• GIVEN PROBLEM: Return each line holding the string "Aerobic".

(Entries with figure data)
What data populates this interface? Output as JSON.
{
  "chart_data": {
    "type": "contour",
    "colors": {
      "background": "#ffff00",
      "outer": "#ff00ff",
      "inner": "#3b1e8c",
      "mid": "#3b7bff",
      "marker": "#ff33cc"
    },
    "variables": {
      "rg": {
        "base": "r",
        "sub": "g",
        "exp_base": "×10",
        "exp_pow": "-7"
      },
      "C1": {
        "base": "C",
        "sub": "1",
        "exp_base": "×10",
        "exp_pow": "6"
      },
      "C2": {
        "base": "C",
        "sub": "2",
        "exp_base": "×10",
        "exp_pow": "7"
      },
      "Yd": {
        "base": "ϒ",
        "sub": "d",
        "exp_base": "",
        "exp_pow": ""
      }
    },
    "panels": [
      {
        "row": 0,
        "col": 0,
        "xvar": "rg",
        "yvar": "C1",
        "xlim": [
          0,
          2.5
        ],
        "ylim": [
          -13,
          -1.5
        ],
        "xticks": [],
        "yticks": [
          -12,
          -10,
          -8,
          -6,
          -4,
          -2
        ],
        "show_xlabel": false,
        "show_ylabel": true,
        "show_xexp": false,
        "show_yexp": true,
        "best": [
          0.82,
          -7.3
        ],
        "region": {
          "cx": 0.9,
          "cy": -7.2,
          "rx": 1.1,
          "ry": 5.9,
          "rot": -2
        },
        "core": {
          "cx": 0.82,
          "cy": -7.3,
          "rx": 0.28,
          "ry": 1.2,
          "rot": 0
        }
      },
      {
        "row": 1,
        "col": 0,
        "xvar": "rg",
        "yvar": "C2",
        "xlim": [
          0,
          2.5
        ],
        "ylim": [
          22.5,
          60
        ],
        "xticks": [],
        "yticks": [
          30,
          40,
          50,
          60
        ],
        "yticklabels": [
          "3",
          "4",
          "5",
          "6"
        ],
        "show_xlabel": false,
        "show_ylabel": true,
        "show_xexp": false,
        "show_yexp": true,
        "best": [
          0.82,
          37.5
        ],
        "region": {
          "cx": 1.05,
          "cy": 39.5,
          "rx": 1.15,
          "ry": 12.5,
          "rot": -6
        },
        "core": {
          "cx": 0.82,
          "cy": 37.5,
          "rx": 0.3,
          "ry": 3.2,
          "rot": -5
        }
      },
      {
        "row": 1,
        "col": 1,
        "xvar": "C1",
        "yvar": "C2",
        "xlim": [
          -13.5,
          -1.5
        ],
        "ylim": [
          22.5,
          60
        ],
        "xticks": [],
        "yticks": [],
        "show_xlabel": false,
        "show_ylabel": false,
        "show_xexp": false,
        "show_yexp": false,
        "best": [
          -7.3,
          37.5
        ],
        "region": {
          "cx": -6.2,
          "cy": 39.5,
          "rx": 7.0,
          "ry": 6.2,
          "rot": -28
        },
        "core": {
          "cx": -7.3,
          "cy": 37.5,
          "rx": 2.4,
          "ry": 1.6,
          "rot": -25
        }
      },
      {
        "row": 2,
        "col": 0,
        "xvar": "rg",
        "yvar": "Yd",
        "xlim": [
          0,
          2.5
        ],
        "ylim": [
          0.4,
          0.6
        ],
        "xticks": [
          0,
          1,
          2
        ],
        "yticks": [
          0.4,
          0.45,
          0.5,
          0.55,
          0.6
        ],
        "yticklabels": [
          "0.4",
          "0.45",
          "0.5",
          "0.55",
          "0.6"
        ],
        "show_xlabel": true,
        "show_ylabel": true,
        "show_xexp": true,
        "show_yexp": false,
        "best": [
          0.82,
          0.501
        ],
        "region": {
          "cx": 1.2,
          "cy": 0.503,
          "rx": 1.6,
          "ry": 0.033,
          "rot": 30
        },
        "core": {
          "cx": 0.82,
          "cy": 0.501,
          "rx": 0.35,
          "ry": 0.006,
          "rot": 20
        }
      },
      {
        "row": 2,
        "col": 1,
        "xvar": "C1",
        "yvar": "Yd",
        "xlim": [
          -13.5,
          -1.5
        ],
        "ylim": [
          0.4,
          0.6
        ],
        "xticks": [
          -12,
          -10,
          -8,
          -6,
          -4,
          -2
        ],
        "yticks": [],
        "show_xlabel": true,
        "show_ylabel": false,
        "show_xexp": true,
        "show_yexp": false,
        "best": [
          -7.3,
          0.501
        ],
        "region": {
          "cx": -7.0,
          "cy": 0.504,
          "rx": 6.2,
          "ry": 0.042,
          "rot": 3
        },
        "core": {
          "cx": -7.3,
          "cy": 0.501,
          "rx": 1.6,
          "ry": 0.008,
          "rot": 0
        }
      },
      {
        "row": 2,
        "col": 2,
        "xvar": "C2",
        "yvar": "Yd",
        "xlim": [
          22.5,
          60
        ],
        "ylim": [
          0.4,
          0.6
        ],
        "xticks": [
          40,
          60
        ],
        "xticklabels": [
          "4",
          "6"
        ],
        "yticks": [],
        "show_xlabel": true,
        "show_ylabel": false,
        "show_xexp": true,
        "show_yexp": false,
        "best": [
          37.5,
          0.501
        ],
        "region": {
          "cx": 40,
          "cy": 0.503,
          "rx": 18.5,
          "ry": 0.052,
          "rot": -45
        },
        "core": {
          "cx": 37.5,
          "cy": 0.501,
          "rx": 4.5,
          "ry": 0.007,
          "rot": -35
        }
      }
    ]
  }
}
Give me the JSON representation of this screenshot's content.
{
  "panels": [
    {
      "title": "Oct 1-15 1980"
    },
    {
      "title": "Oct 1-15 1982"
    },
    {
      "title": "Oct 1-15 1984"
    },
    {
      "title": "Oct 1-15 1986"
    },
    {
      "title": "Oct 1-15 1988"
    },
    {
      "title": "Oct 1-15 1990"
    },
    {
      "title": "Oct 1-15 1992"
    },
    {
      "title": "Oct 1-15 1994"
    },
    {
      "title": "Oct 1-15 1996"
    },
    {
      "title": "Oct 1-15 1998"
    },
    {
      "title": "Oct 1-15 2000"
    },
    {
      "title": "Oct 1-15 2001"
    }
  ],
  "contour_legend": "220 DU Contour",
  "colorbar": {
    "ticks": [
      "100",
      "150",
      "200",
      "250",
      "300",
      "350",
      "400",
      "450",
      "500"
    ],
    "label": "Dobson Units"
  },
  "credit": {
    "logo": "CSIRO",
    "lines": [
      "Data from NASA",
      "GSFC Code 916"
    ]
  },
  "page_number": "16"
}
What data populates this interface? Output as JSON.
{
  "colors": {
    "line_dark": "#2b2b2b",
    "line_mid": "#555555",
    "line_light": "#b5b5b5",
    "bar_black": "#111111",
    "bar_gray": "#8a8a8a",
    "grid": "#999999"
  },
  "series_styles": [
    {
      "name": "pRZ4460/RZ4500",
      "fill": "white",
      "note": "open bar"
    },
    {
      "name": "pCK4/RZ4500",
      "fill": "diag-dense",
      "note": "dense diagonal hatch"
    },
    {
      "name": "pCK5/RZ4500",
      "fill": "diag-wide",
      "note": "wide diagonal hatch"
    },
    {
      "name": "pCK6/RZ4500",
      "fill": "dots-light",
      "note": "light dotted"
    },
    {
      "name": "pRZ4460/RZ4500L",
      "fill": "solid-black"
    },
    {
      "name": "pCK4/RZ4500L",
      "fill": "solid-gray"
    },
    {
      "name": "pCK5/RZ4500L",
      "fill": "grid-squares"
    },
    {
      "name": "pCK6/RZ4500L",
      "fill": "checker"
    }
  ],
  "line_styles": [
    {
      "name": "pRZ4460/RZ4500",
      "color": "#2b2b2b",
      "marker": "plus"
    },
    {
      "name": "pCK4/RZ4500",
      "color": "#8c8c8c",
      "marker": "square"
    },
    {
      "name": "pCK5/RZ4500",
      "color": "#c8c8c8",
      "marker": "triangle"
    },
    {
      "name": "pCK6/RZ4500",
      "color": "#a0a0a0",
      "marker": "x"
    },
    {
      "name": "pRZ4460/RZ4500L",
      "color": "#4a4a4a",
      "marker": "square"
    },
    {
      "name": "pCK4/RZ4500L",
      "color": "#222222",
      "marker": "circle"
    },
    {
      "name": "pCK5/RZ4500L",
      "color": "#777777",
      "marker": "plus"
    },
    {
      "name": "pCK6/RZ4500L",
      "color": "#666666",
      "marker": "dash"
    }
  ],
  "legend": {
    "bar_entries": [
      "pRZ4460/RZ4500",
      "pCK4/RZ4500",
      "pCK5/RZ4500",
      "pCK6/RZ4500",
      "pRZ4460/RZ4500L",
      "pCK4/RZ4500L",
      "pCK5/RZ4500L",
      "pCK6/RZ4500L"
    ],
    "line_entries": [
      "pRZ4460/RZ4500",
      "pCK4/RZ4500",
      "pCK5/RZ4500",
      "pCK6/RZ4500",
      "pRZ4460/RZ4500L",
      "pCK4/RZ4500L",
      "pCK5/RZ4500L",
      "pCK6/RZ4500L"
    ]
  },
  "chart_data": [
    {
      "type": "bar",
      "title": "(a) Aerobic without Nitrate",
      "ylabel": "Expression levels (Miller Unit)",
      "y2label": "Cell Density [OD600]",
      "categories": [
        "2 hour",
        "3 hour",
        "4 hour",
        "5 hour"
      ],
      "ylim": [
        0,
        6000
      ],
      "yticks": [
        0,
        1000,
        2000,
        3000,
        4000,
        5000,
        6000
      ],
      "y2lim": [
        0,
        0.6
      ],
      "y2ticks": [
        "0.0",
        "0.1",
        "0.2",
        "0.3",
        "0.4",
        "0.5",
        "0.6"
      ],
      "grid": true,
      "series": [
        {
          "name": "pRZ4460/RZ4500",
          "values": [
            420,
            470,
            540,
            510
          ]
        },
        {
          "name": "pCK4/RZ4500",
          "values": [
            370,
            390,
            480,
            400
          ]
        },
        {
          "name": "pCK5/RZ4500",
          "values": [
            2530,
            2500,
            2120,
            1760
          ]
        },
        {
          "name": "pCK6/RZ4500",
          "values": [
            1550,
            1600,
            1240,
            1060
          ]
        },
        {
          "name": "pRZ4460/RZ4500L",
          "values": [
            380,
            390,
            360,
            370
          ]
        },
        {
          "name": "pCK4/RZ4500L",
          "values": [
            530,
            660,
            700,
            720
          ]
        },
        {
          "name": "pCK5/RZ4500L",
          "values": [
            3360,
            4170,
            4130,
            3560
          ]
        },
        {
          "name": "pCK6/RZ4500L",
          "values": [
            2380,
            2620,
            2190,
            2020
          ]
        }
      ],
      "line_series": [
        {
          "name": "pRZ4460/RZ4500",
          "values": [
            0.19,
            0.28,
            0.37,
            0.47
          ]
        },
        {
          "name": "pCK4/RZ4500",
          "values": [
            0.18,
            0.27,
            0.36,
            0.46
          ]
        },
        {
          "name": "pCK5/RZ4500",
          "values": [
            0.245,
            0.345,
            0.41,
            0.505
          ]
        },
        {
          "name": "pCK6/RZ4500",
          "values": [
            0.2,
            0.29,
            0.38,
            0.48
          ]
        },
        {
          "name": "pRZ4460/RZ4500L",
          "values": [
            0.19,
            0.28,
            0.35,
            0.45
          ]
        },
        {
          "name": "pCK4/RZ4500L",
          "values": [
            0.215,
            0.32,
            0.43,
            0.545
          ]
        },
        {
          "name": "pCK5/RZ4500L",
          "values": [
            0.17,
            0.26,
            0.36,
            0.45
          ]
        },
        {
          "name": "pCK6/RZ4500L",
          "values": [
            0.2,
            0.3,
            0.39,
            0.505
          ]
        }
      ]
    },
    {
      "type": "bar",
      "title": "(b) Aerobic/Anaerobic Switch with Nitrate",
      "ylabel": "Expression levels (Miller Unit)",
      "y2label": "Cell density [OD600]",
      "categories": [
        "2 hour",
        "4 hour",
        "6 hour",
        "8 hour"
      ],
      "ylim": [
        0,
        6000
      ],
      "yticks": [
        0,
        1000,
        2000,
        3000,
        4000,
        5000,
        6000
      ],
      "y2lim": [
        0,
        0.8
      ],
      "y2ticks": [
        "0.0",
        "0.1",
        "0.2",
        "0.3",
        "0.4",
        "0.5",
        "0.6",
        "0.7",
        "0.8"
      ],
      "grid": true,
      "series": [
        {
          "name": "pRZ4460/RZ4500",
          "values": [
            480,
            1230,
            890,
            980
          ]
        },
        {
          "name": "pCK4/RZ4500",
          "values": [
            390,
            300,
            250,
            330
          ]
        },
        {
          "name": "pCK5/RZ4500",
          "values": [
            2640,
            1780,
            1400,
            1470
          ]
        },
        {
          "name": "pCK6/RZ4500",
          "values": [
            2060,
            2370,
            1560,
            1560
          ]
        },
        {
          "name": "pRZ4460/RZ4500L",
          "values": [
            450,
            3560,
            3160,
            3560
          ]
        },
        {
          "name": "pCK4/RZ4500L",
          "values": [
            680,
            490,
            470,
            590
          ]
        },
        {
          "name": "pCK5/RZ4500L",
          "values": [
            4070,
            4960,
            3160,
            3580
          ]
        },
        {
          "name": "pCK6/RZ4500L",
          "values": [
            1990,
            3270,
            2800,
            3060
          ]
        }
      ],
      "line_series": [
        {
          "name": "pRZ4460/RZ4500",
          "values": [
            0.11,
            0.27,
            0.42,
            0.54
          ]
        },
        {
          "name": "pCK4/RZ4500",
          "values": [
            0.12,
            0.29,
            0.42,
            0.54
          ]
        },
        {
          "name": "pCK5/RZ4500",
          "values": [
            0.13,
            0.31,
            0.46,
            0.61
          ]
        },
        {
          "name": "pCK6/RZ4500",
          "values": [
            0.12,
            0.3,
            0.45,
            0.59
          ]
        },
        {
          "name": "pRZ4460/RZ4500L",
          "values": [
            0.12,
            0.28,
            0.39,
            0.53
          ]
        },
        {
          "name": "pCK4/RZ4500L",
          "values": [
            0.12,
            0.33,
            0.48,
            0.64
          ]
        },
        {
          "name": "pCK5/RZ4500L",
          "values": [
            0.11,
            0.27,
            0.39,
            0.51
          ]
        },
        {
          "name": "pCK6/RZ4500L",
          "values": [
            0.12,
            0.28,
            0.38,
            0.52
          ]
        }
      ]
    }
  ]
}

• RESULT FOR THIS TASK:
      "title": "(a) Aerobic without Nitrate",
      "title": "(b) Aerobic/Anaerobic Switch with Nitrate",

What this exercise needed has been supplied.